### WHAT YOU HAVE TO DO
Select and reproduce each line of the listing below that bears the string "accepting".

[Entries from a visual dataset]
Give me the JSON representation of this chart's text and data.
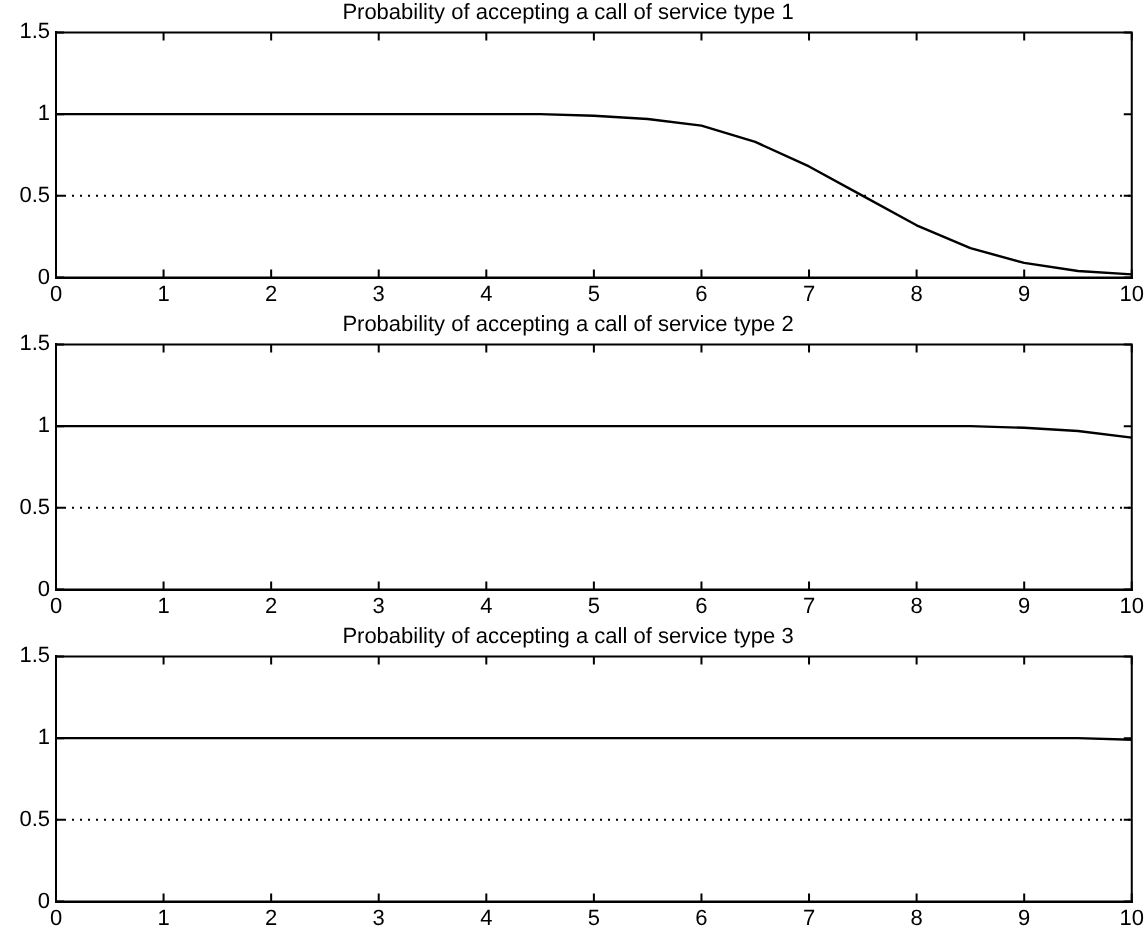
{
  "chart_data": [
    {
      "type": "line",
      "title": "Probability of accepting a call of service type 1",
      "x": [
        0,
        1,
        2,
        3,
        4,
        4.5,
        5,
        5.5,
        6,
        6.5,
        7,
        7.5,
        8,
        8.5,
        9,
        9.5,
        10
      ],
      "values": [
        1,
        1,
        1,
        1,
        1,
        1,
        0.99,
        0.97,
        0.93,
        0.83,
        0.68,
        0.5,
        0.32,
        0.18,
        0.09,
        0.04,
        0.02
      ],
      "color": "#000000",
      "xlim": [
        0,
        10
      ],
      "xticks": [
        0,
        1,
        2,
        3,
        4,
        5,
        6,
        7,
        8,
        9,
        10
      ],
      "ylim": [
        0,
        1.5
      ],
      "yticks": [
        0,
        0.5,
        1,
        1.5
      ],
      "ref_lines": [
        {
          "axis": "y",
          "value": 0.5,
          "line_style": "dotted"
        }
      ],
      "grid": false,
      "legend": false
    },
    {
      "type": "line",
      "title": "Probability of accepting a call of service type 2",
      "x": [
        0,
        2,
        4,
        6,
        8,
        8.5,
        9,
        9.5,
        10
      ],
      "values": [
        1,
        1,
        1,
        1,
        1,
        1,
        0.99,
        0.97,
        0.93
      ],
      "color": "#000000",
      "xlim": [
        0,
        10
      ],
      "xticks": [
        0,
        1,
        2,
        3,
        4,
        5,
        6,
        7,
        8,
        9,
        10
      ],
      "ylim": [
        0,
        1.5
      ],
      "yticks": [
        0,
        0.5,
        1,
        1.5
      ],
      "ref_lines": [
        {
          "axis": "y",
          "value": 0.5,
          "line_style": "dotted"
        }
      ],
      "grid": false,
      "legend": false
    },
    {
      "type": "line",
      "title": "Probability of accepting a call of service type 3",
      "x": [
        0,
        2,
        4,
        6,
        8,
        9,
        9.5,
        10
      ],
      "values": [
        1,
        1,
        1,
        1,
        1,
        1,
        1,
        0.99
      ],
      "color": "#000000",
      "xlim": [
        0,
        10
      ],
      "xticks": [
        0,
        1,
        2,
        3,
        4,
        5,
        6,
        7,
        8,
        9,
        10
      ],
      "ylim": [
        0,
        1.5
      ],
      "yticks": [
        0,
        0.5,
        1,
        1.5
      ],
      "ref_lines": [
        {
          "axis": "y",
          "value": 0.5,
          "line_style": "dotted"
        }
      ],
      "grid": false,
      "legend": false
    }
  ]
}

### TASK OUTPUT
      "title": "Probability of accepting a call of service type 1",
      "title": "Probability of accepting a call of service type 2",
      "title": "Probability of accepting a call of service type 3",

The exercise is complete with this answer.